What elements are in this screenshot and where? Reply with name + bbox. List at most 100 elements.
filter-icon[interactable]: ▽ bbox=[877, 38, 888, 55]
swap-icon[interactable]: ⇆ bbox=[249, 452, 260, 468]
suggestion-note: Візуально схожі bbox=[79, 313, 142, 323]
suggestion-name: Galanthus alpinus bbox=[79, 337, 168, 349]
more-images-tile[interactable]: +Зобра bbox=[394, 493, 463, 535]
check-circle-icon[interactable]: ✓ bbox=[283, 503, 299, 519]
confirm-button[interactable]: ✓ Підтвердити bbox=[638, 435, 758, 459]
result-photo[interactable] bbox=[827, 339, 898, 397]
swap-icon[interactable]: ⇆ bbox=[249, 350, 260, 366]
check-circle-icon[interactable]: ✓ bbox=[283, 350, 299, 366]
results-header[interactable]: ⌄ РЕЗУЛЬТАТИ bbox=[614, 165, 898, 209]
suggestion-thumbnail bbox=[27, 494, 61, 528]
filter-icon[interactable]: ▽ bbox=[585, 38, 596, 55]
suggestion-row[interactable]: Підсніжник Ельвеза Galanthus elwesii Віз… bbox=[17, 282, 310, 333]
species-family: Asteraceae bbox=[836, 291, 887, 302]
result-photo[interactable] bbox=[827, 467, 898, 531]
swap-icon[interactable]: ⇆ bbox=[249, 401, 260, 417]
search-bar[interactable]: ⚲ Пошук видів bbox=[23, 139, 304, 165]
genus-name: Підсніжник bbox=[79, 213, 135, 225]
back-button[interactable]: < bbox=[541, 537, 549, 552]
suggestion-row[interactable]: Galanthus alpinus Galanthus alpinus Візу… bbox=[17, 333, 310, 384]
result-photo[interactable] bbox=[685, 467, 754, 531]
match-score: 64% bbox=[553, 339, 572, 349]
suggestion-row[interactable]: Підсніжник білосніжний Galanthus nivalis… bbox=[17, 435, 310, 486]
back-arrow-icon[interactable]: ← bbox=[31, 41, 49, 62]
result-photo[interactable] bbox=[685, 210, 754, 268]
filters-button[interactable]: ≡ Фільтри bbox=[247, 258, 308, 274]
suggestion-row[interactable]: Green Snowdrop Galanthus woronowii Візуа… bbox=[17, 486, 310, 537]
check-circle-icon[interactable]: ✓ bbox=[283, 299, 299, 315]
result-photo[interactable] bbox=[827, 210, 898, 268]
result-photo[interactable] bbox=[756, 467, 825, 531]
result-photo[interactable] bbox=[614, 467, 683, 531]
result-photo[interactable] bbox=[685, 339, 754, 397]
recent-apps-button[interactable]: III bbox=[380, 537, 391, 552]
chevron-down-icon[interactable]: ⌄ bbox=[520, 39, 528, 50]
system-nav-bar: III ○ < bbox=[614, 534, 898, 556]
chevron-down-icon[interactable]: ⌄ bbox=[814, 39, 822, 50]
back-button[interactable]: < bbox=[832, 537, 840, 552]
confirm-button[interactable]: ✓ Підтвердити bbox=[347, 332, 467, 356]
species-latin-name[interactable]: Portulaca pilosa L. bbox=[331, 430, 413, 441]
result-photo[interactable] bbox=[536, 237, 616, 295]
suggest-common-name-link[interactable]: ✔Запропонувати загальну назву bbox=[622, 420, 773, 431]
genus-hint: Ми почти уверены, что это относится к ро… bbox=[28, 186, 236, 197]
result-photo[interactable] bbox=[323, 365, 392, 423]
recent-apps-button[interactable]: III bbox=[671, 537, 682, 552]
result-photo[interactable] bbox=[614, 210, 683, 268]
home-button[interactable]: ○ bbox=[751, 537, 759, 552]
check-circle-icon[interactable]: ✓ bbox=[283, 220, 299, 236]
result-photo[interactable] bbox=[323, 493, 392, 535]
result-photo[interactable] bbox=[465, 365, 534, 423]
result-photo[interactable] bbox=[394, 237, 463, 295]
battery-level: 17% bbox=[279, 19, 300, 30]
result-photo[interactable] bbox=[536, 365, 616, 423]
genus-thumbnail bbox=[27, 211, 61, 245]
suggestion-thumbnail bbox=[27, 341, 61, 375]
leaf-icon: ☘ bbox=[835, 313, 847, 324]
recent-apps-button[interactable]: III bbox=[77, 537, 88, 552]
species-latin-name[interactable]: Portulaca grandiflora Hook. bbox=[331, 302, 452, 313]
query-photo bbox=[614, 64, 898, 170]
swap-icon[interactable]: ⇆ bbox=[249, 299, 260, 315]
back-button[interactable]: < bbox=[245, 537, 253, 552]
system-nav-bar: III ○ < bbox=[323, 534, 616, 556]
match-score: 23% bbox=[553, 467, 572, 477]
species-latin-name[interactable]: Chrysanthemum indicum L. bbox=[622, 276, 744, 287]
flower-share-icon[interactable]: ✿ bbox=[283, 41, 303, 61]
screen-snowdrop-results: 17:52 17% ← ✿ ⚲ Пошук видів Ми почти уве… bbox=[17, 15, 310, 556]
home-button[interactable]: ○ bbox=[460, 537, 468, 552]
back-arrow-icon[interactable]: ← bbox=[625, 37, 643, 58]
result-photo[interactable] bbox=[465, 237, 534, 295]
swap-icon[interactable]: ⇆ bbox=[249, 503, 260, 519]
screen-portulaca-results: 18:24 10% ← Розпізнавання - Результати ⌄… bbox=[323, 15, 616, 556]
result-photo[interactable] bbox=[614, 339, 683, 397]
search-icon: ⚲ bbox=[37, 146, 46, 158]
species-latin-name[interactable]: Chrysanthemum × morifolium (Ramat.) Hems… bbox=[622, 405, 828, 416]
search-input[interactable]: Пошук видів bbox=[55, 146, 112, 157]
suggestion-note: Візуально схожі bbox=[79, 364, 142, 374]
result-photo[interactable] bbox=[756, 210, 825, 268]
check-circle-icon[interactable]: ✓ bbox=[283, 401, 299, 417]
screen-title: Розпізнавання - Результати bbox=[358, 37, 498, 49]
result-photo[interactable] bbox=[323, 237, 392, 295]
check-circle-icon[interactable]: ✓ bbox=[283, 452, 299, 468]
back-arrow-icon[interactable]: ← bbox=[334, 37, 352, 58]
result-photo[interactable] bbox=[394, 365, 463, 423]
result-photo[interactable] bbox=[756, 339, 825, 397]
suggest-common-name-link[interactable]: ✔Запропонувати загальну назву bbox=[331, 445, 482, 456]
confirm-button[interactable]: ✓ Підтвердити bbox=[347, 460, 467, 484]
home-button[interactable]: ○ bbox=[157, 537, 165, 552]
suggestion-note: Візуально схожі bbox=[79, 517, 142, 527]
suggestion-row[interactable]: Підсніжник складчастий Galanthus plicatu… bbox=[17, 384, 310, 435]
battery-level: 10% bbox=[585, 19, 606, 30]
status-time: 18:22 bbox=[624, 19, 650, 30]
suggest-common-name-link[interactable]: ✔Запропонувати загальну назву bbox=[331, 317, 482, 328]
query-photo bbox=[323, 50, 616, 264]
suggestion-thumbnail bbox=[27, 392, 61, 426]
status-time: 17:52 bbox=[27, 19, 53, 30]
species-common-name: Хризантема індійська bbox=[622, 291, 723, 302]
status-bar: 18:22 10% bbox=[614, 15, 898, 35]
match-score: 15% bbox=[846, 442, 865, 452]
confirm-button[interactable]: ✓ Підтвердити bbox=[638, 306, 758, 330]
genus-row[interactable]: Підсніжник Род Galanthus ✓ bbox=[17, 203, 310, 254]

* * * * *

» TASK GOAL
Reproduce all of the records above line for line, without altering anything.

» RESPONSE
What elements are in this screenshot and where? Reply with name + bbox. List at most 100 elements.
filter-icon[interactable]: ▽ bbox=[877, 38, 888, 55]
swap-icon[interactable]: ⇆ bbox=[249, 452, 260, 468]
suggestion-note: Візуально схожі bbox=[79, 313, 142, 323]
suggestion-name: Galanthus alpinus bbox=[79, 337, 168, 349]
more-images-tile[interactable]: +Зобра bbox=[394, 493, 463, 535]
check-circle-icon[interactable]: ✓ bbox=[283, 503, 299, 519]
confirm-button[interactable]: ✓ Підтвердити bbox=[638, 435, 758, 459]
result-photo[interactable] bbox=[827, 339, 898, 397]
swap-icon[interactable]: ⇆ bbox=[249, 350, 260, 366]
check-circle-icon[interactable]: ✓ bbox=[283, 350, 299, 366]
results-header[interactable]: ⌄ РЕЗУЛЬТАТИ bbox=[614, 165, 898, 209]
suggestion-thumbnail bbox=[27, 494, 61, 528]
filter-icon[interactable]: ▽ bbox=[585, 38, 596, 55]
suggestion-row[interactable]: Підсніжник Ельвеза Galanthus elwesii Віз… bbox=[17, 282, 310, 333]
species-family: Asteraceae bbox=[836, 291, 887, 302]
result-photo[interactable] bbox=[827, 467, 898, 531]
swap-icon[interactable]: ⇆ bbox=[249, 401, 260, 417]
search-bar[interactable]: ⚲ Пошук видів bbox=[23, 139, 304, 165]
genus-name: Підсніжник bbox=[79, 213, 135, 225]
back-button[interactable]: < bbox=[541, 537, 549, 552]
suggestion-row[interactable]: Galanthus alpinus Galanthus alpinus Візу… bbox=[17, 333, 310, 384]
result-photo[interactable] bbox=[685, 467, 754, 531]
match-score: 64% bbox=[553, 339, 572, 349]
suggestion-row[interactable]: Підсніжник білосніжний Galanthus nivalis… bbox=[17, 435, 310, 486]
back-arrow-icon[interactable]: ← bbox=[31, 41, 49, 62]
result-photo[interactable] bbox=[685, 210, 754, 268]
filters-button[interactable]: ≡ Фільтри bbox=[247, 258, 308, 274]
suggestion-row[interactable]: Green Snowdrop Galanthus woronowii Візуа… bbox=[17, 486, 310, 537]
check-circle-icon[interactable]: ✓ bbox=[283, 299, 299, 315]
result-photo[interactable] bbox=[827, 210, 898, 268]
result-photo[interactable] bbox=[756, 467, 825, 531]
result-photo[interactable] bbox=[614, 467, 683, 531]
result-photo[interactable] bbox=[685, 339, 754, 397]
recent-apps-button[interactable]: III bbox=[380, 537, 391, 552]
chevron-down-icon[interactable]: ⌄ bbox=[520, 39, 528, 50]
system-nav-bar: III ○ < bbox=[614, 534, 898, 556]
chevron-down-icon[interactable]: ⌄ bbox=[814, 39, 822, 50]
back-button[interactable]: < bbox=[832, 537, 840, 552]
confirm-button[interactable]: ✓ Підтвердити bbox=[347, 332, 467, 356]
species-latin-name[interactable]: Portulaca pilosa L. bbox=[331, 430, 413, 441]
result-photo[interactable] bbox=[536, 237, 616, 295]
suggest-common-name-link[interactable]: ✔Запропонувати загальну назву bbox=[622, 420, 773, 431]
genus-hint: Ми почти уверены, что это относится к ро… bbox=[28, 186, 236, 197]
result-photo[interactable] bbox=[323, 365, 392, 423]
recent-apps-button[interactable]: III bbox=[671, 537, 682, 552]
result-photo[interactable] bbox=[614, 210, 683, 268]
home-button[interactable]: ○ bbox=[751, 537, 759, 552]
check-circle-icon[interactable]: ✓ bbox=[283, 220, 299, 236]
result-photo[interactable] bbox=[323, 493, 392, 535]
result-photo[interactable] bbox=[465, 365, 534, 423]
result-photo[interactable] bbox=[394, 237, 463, 295]
battery-level: 17% bbox=[279, 19, 300, 30]
result-photo[interactable] bbox=[536, 365, 616, 423]
genus-thumbnail bbox=[27, 211, 61, 245]
suggestion-thumbnail bbox=[27, 341, 61, 375]
leaf-icon: ☘ bbox=[835, 313, 847, 324]
recent-apps-button[interactable]: III bbox=[77, 537, 88, 552]
species-latin-name[interactable]: Portulaca grandiflora Hook. bbox=[331, 302, 452, 313]
query-photo bbox=[614, 64, 898, 170]
swap-icon[interactable]: ⇆ bbox=[249, 299, 260, 315]
back-button[interactable]: < bbox=[245, 537, 253, 552]
system-nav-bar: III ○ < bbox=[323, 534, 616, 556]
match-score: 23% bbox=[553, 467, 572, 477]
species-latin-name[interactable]: Chrysanthemum indicum L. bbox=[622, 276, 744, 287]
flower-share-icon[interactable]: ✿ bbox=[283, 41, 303, 61]
screen-snowdrop-results: 17:52 17% ← ✿ ⚲ Пошук видів Ми почти уве… bbox=[17, 15, 310, 556]
home-button[interactable]: ○ bbox=[460, 537, 468, 552]
back-arrow-icon[interactable]: ← bbox=[625, 37, 643, 58]
result-photo[interactable] bbox=[465, 237, 534, 295]
swap-icon[interactable]: ⇆ bbox=[249, 503, 260, 519]
screen-portulaca-results: 18:24 10% ← Розпізнавання - Результати ⌄… bbox=[323, 15, 616, 556]
result-photo[interactable] bbox=[614, 339, 683, 397]
search-icon: ⚲ bbox=[37, 146, 46, 158]
species-latin-name[interactable]: Chrysanthemum × morifolium (Ramat.) Hems… bbox=[622, 405, 828, 416]
search-input[interactable]: Пошук видів bbox=[55, 146, 112, 157]
suggestion-note: Візуально схожі bbox=[79, 364, 142, 374]
result-photo[interactable] bbox=[756, 210, 825, 268]
check-circle-icon[interactable]: ✓ bbox=[283, 401, 299, 417]
screen-title: Розпізнавання - Результати bbox=[358, 37, 498, 49]
result-photo[interactable] bbox=[323, 237, 392, 295]
check-circle-icon[interactable]: ✓ bbox=[283, 452, 299, 468]
back-arrow-icon[interactable]: ← bbox=[334, 37, 352, 58]
result-photo[interactable] bbox=[394, 365, 463, 423]
result-photo[interactable] bbox=[756, 339, 825, 397]
suggest-common-name-link[interactable]: ✔Запропонувати загальну назву bbox=[331, 445, 482, 456]
confirm-button[interactable]: ✓ Підтвердити bbox=[347, 460, 467, 484]
home-button[interactable]: ○ bbox=[157, 537, 165, 552]
suggestion-note: Візуально схожі bbox=[79, 517, 142, 527]
suggestion-row[interactable]: Підсніжник складчастий Galanthus plicatu… bbox=[17, 384, 310, 435]
battery-level: 10% bbox=[585, 19, 606, 30]
status-time: 18:22 bbox=[624, 19, 650, 30]
suggest-common-name-link[interactable]: ✔Запропонувати загальну назву bbox=[331, 317, 482, 328]
query-photo bbox=[323, 50, 616, 264]
suggestion-thumbnail bbox=[27, 392, 61, 426]
status-time: 17:52 bbox=[27, 19, 53, 30]
species-common-name: Хризантема індійська bbox=[622, 291, 723, 302]
status-bar: 18:22 10% bbox=[614, 15, 898, 35]
match-score: 15% bbox=[846, 442, 865, 452]
confirm-button[interactable]: ✓ Підтвердити bbox=[638, 306, 758, 330]
genus-row[interactable]: Підсніжник Род Galanthus ✓ bbox=[17, 203, 310, 254]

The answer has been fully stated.